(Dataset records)
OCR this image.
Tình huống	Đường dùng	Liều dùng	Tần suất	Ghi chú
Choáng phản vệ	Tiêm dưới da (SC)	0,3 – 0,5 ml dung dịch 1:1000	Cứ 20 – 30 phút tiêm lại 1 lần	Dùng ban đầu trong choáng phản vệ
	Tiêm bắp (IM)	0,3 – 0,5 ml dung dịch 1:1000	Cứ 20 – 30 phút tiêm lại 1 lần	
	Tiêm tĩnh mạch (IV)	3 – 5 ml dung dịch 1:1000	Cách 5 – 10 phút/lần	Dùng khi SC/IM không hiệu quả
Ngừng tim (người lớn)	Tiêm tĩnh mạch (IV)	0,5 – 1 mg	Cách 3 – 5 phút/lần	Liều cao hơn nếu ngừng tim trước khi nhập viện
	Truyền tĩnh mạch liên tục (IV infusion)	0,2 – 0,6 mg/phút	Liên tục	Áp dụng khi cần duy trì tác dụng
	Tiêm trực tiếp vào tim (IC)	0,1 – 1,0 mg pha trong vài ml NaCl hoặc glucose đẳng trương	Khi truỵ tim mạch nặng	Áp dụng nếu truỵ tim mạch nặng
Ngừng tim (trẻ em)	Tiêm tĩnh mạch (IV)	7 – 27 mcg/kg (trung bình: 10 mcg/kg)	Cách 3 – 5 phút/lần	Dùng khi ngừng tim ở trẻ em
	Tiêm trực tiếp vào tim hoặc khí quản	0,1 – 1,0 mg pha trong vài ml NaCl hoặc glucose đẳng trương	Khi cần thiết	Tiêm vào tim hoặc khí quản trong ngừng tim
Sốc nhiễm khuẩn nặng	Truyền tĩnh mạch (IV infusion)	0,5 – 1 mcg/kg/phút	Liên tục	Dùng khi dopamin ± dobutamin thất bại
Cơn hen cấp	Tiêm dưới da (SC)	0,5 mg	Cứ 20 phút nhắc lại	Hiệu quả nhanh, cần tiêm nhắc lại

■ **WHAT YOU NEED TO DO**: The records above are to be repeated exactly, in their entirety.

■ **EXPECTED ANSWER**:
OCR this image.
Tình huống	Đường dùng	Liều dùng	Tần suất	Ghi chú
Choáng phản vệ	Tiêm dưới da (SC)	0,3 – 0,5 ml dung dịch 1:1000	Cứ 20 – 30 phút tiêm lại 1 lần	Dùng ban đầu trong choáng phản vệ
	Tiêm bắp (IM)	0,3 – 0,5 ml dung dịch 1:1000	Cứ 20 – 30 phút tiêm lại 1 lần	
	Tiêm tĩnh mạch (IV)	3 – 5 ml dung dịch 1:1000	Cách 5 – 10 phút/lần	Dùng khi SC/IM không hiệu quả
Ngừng tim (người lớn)	Tiêm tĩnh mạch (IV)	0,5 – 1 mg	Cách 3 – 5 phút/lần	Liều cao hơn nếu ngừng tim trước khi nhập viện
	Truyền tĩnh mạch liên tục (IV infusion)	0,2 – 0,6 mg/phút	Liên tục	Áp dụng khi cần duy trì tác dụng
	Tiêm trực tiếp vào tim (IC)	0,1 – 1,0 mg pha trong vài ml NaCl hoặc glucose đẳng trương	Khi truỵ tim mạch nặng	Áp dụng nếu truỵ tim mạch nặng
Ngừng tim (trẻ em)	Tiêm tĩnh mạch (IV)	7 – 27 mcg/kg (trung bình: 10 mcg/kg)	Cách 3 – 5 phút/lần	Dùng khi ngừng tim ở trẻ em
	Tiêm trực tiếp vào tim hoặc khí quản	0,1 – 1,0 mg pha trong vài ml NaCl hoặc glucose đẳng trương	Khi cần thiết	Tiêm vào tim hoặc khí quản trong ngừng tim
Sốc nhiễm khuẩn nặng	Truyền tĩnh mạch (IV infusion)	0,5 – 1 mcg/kg/phút	Liên tục	Dùng khi dopamin ± dobutamin thất bại
Cơn hen cấp	Tiêm dưới da (SC)	0,5 mg	Cứ 20 phút nhắc lại	Hiệu quả nhanh, cần tiêm nhắc lại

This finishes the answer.